Stored entries:
● ● ●

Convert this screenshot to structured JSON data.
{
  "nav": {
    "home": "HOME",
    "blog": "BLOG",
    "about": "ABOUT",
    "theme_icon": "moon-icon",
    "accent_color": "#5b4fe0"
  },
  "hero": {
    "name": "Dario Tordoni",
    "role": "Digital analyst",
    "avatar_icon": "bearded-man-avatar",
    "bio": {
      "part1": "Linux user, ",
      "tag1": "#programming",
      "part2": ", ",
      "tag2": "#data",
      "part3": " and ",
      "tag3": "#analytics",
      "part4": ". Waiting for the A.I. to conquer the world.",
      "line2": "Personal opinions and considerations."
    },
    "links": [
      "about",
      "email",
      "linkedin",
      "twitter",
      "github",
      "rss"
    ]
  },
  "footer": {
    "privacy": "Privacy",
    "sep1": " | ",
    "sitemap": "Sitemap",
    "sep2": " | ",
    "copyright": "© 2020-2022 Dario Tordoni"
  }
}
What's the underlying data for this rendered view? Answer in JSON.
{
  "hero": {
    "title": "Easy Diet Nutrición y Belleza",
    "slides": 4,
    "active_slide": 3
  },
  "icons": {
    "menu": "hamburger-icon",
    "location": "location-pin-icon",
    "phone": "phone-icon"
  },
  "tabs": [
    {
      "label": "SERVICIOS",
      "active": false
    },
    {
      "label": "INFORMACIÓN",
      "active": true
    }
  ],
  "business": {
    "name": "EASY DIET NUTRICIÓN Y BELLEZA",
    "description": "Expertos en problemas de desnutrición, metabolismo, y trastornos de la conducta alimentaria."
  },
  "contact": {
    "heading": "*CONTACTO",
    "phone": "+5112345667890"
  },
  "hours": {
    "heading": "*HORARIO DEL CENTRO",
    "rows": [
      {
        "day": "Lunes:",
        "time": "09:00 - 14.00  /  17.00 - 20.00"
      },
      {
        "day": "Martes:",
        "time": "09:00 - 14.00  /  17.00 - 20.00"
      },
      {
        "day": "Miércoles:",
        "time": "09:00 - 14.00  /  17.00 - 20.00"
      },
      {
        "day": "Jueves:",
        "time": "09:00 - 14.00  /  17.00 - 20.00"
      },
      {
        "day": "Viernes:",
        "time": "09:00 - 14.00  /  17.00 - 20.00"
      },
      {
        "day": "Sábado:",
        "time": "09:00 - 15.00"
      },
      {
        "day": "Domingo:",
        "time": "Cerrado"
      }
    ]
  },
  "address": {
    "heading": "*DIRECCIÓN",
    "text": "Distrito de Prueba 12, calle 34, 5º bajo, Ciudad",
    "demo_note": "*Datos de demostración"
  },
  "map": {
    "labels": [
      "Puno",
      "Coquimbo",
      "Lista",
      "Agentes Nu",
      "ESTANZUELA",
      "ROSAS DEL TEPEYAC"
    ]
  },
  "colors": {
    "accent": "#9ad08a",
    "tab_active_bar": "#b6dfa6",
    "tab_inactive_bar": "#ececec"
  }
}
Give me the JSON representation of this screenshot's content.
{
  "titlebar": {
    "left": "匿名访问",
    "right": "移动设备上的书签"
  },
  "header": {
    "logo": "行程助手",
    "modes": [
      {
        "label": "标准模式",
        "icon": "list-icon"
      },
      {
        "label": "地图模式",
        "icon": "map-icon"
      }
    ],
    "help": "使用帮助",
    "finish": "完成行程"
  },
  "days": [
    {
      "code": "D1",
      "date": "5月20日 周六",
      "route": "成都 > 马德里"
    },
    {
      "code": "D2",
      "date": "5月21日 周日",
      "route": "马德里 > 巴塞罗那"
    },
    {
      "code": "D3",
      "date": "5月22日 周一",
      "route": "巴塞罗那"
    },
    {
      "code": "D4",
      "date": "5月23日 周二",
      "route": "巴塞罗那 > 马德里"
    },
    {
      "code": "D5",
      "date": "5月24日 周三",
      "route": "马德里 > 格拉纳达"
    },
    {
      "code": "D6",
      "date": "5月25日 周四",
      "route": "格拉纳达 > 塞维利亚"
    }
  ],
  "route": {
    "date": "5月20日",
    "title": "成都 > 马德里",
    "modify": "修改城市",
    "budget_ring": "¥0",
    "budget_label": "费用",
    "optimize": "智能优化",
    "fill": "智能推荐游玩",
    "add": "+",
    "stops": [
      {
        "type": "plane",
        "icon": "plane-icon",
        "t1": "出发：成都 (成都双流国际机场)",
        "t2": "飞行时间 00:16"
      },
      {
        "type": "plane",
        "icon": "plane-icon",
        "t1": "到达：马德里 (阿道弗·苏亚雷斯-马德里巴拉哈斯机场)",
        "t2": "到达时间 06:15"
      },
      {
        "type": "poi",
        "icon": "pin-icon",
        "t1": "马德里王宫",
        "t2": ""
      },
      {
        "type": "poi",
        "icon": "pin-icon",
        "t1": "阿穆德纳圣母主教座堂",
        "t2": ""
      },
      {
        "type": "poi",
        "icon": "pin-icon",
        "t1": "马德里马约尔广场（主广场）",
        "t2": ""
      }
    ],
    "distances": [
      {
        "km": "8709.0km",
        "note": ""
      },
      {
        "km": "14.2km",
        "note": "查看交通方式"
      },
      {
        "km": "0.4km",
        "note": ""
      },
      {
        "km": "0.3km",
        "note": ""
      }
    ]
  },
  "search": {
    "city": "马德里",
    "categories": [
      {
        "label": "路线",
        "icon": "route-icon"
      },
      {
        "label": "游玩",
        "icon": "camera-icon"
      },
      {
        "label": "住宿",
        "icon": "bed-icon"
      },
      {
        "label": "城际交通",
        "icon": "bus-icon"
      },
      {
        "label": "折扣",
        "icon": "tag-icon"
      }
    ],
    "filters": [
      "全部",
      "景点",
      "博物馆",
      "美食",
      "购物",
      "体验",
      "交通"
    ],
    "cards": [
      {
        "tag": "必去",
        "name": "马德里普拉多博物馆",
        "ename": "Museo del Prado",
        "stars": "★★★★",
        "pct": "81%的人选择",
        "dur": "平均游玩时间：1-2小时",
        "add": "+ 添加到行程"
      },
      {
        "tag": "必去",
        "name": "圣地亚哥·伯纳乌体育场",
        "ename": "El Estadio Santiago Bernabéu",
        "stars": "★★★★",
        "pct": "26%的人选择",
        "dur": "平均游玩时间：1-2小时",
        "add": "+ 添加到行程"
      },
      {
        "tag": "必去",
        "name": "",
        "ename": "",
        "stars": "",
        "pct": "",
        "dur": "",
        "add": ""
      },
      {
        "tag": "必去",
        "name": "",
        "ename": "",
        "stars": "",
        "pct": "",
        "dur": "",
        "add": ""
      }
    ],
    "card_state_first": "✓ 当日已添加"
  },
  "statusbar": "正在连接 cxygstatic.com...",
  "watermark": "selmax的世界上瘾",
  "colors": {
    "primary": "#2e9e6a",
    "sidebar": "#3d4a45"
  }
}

● ● ●

#### [YOUR INSTRUCTIONS]
List each line in the listing that contains the string "巴塞罗那".

#### [EXPECTED ANSWER]
      "route": "马德里 > 巴塞罗那"
      "route": "巴塞罗那"
      "route": "巴塞罗那 > 马德里"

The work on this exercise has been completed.